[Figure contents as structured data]
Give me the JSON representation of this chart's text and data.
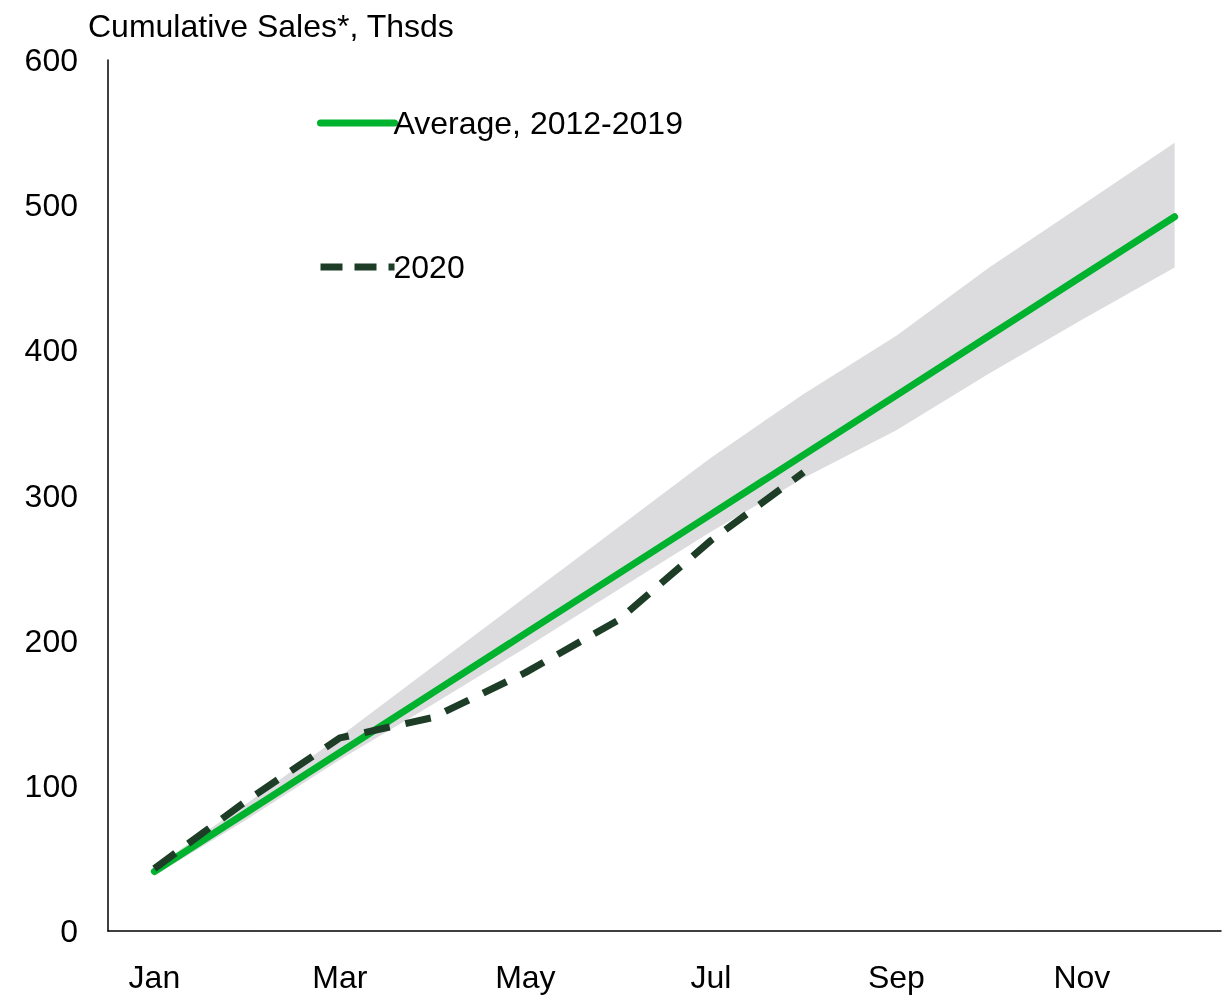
{
  "chart_data": {
    "type": "line",
    "ylabel": "Cumulative Sales*, Thsds",
    "categories": [
      "Jan",
      null,
      "Mar",
      null,
      "May",
      null,
      "Jul",
      null,
      "Sep",
      null,
      "Nov",
      null
    ],
    "ylim": [
      0,
      600
    ],
    "yticks": [
      0,
      100,
      200,
      300,
      400,
      500,
      600
    ],
    "grid": false,
    "legend": "top left",
    "marker": "none",
    "series": [
      {
        "name": "Average, 2012-2019",
        "color": "#00b22d",
        "line_style": "solid",
        "values": [
          41,
          82,
          123,
          164,
          205,
          246,
          287,
          328,
          369,
          410,
          451,
          492
        ],
        "lower": [
          38,
          77,
          118,
          156,
          195,
          235,
          275,
          312,
          345,
          384,
          421,
          457
        ],
        "upper": [
          44,
          88,
          134,
          182,
          230,
          278,
          326,
          370,
          410,
          457,
          500,
          543
        ]
      },
      {
        "name": "2020",
        "color": "#1d3d27",
        "line_style": "dashed",
        "values": [
          43,
          90,
          133,
          147,
          178,
          214,
          269,
          316,
          null,
          null,
          null,
          null
        ]
      }
    ]
  }
}
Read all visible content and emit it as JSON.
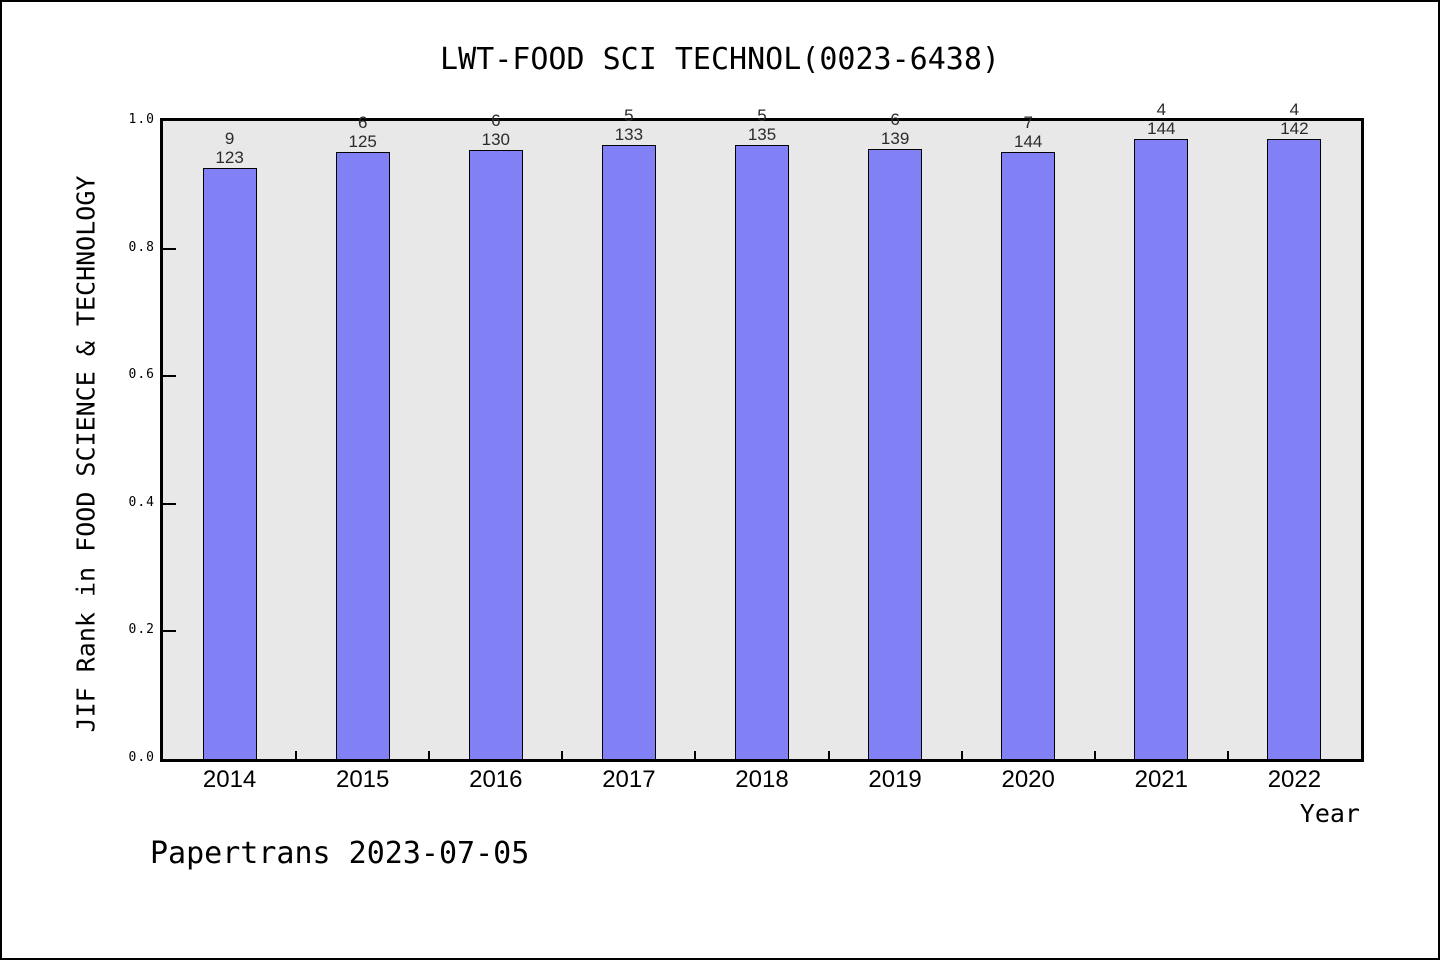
{
  "page": {
    "title": "LWT-FOOD SCI TECHNOL(0023-6438)",
    "footer": "Papertrans 2023-07-05"
  },
  "chart_data": {
    "type": "bar",
    "title": "LWT-FOOD SCI TECHNOL(0023-6438)",
    "xlabel": "Year",
    "ylabel": "JIF Rank in FOOD SCIENCE & TECHNOLOGY",
    "categories": [
      "2014",
      "2015",
      "2016",
      "2017",
      "2018",
      "2019",
      "2020",
      "2021",
      "2022"
    ],
    "series": [
      {
        "name": "JIF Rank in FOOD SCIENCE & TECHNOLOGY",
        "bar_labels": [
          {
            "numerator": "9",
            "denominator": "123"
          },
          {
            "numerator": "6",
            "denominator": "125"
          },
          {
            "numerator": "6",
            "denominator": "130"
          },
          {
            "numerator": "5",
            "denominator": "133"
          },
          {
            "numerator": "5",
            "denominator": "135"
          },
          {
            "numerator": "6",
            "denominator": "139"
          },
          {
            "numerator": "7",
            "denominator": "144"
          },
          {
            "numerator": "4",
            "denominator": "144"
          },
          {
            "numerator": "4",
            "denominator": "142"
          }
        ],
        "values": [
          0.9268,
          0.952,
          0.9538,
          0.9624,
          0.963,
          0.9568,
          0.9514,
          0.9722,
          0.9718
        ]
      }
    ],
    "ylim": [
      0.0,
      1.0
    ],
    "y_ticks": [
      "0.0",
      "0.2",
      "0.4",
      "0.6",
      "0.8",
      "1.0"
    ],
    "grid": "off",
    "legend": "none",
    "colors": {
      "bar_fill": "#8181F5",
      "bar_edge": "#000000",
      "plot_bg": "#E8E8E8",
      "text": "#000000"
    }
  }
}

◆ EXERCISE OBJECTIVE
Select all lines in the listing that include the word "TECHNOLOGY".

◆ SOLUTION FOR THIS EXERCISE
    "ylabel": "JIF Rank in FOOD SCIENCE & TECHNOLOGY",
        "name": "JIF Rank in FOOD SCIENCE & TECHNOLOGY",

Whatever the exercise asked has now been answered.